Copy the full set of lines exactly as given.

[Source data]
»»

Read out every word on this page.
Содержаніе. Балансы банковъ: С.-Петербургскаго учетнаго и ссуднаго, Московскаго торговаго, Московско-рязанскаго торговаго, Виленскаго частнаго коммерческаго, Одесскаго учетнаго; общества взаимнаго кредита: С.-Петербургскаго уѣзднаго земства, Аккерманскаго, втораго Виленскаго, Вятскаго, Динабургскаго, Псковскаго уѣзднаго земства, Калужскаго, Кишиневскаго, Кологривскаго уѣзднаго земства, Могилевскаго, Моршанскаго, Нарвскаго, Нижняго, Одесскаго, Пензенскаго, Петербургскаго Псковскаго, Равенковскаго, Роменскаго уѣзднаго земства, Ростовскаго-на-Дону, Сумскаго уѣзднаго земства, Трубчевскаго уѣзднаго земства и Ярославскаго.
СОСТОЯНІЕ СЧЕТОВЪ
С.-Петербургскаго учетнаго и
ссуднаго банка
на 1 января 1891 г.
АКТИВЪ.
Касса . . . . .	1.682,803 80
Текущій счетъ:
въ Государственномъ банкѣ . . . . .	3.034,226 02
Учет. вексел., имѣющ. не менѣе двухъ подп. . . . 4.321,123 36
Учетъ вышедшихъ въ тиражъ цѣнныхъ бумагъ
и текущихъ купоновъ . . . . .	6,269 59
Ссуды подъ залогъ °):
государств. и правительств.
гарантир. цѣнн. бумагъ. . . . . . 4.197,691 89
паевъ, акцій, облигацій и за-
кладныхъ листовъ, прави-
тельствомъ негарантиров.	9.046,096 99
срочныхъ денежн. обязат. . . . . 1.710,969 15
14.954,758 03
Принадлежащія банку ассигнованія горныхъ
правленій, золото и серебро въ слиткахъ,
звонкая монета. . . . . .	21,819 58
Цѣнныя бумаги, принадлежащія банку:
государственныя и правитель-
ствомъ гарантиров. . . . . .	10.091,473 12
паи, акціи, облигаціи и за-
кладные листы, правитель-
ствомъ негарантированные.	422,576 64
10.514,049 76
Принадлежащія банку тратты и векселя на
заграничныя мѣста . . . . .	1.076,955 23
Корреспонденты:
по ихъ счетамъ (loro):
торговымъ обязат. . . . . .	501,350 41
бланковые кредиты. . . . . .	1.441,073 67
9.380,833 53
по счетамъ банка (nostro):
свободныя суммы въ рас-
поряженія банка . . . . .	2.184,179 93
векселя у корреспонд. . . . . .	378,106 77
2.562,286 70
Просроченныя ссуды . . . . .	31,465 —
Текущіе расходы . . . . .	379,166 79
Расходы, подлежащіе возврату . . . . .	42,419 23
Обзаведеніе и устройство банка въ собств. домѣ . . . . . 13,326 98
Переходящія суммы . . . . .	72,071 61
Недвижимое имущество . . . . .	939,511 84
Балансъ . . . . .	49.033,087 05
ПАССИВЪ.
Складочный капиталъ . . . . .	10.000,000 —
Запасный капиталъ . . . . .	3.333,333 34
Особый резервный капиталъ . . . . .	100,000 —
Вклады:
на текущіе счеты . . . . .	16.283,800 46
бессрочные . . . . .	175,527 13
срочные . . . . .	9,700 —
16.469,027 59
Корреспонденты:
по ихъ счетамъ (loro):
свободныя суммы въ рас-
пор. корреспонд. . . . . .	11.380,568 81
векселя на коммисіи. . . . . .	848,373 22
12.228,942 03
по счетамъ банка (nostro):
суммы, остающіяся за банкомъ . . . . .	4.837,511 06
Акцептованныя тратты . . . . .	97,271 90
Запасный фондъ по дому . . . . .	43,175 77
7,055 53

««

• **FULL RESPONSE**
Read out every word on this page.
Содержаніе. Балансы банковъ: С.-Петербургскаго учетнаго и ссуднаго, Московскаго торговаго, Московско-рязанскаго торговаго, Виленскаго частнаго коммерческаго, Одесскаго учетнаго; общества взаимнаго кредита: С.-Петербургскаго уѣзднаго земства, Аккерманскаго, втораго Виленскаго, Вятскаго, Динабургскаго, Псковскаго уѣзднаго земства, Калужскаго, Кишиневскаго, Кологривскаго уѣзднаго земства, Могилевскаго, Моршанскаго, Нарвскаго, Нижняго, Одесскаго, Пензенскаго, Петербургскаго Псковскаго, Равенковскаго, Роменскаго уѣзднаго земства, Ростовскаго-на-Дону, Сумскаго уѣзднаго земства, Трубчевскаго уѣзднаго земства и Ярославскаго.
СОСТОЯНІЕ СЧЕТОВЪ
С.-Петербургскаго учетнаго и
ссуднаго банка
на 1 января 1891 г.
АКТИВЪ.
Касса . . . . .	1.682,803 80
Текущій счетъ:
въ Государственномъ банкѣ . . . . .	3.034,226 02
Учет. вексел., имѣющ. не менѣе двухъ подп. . . . 4.321,123 36
Учетъ вышедшихъ въ тиражъ цѣнныхъ бумагъ
и текущихъ купоновъ . . . . .	6,269 59
Ссуды подъ залогъ °):
государств. и правительств.
гарантир. цѣнн. бумагъ. . . . . . 4.197,691 89
паевъ, акцій, облигацій и за-
кладныхъ листовъ, прави-
тельствомъ негарантиров.	9.046,096 99
срочныхъ денежн. обязат. . . . . 1.710,969 15
14.954,758 03
Принадлежащія банку ассигнованія горныхъ
правленій, золото и серебро въ слиткахъ,
звонкая монета. . . . . .	21,819 58
Цѣнныя бумаги, принадлежащія банку:
государственныя и правитель-
ствомъ гарантиров. . . . . .	10.091,473 12
паи, акціи, облигаціи и за-
кладные листы, правитель-
ствомъ негарантированные.	422,576 64
10.514,049 76
Принадлежащія банку тратты и векселя на
заграничныя мѣста . . . . .	1.076,955 23
Корреспонденты:
по ихъ счетамъ (loro):
торговымъ обязат. . . . . .	501,350 41
бланковые кредиты. . . . . .	1.441,073 67
9.380,833 53
по счетамъ банка (nostro):
свободныя суммы въ рас-
поряженія банка . . . . .	2.184,179 93
векселя у корреспонд. . . . . .	378,106 77
2.562,286 70
Просроченныя ссуды . . . . .	31,465 —
Текущіе расходы . . . . .	379,166 79
Расходы, подлежащіе возврату . . . . .	42,419 23
Обзаведеніе и устройство банка въ собств. домѣ . . . . . 13,326 98
Переходящія суммы . . . . .	72,071 61
Недвижимое имущество . . . . .	939,511 84
Балансъ . . . . .	49.033,087 05
ПАССИВЪ.
Складочный капиталъ . . . . .	10.000,000 —
Запасный капиталъ . . . . .	3.333,333 34
Особый резервный капиталъ . . . . .	100,000 —
Вклады:
на текущіе счеты . . . . .	16.283,800 46
бессрочные . . . . .	175,527 13
срочные . . . . .	9,700 —
16.469,027 59
Корреспонденты:
по ихъ счетамъ (loro):
свободныя суммы въ рас-
пор. корреспонд. . . . . .	11.380,568 81
векселя на коммисіи. . . . . .	848,373 22
12.228,942 03
по счетамъ банка (nostro):
суммы, остающіяся за банкомъ . . . . .	4.837,511 06
Акцептованныя тратты . . . . .	97,271 90
Запасный фондъ по дому . . . . .	43,175 77
7,055 53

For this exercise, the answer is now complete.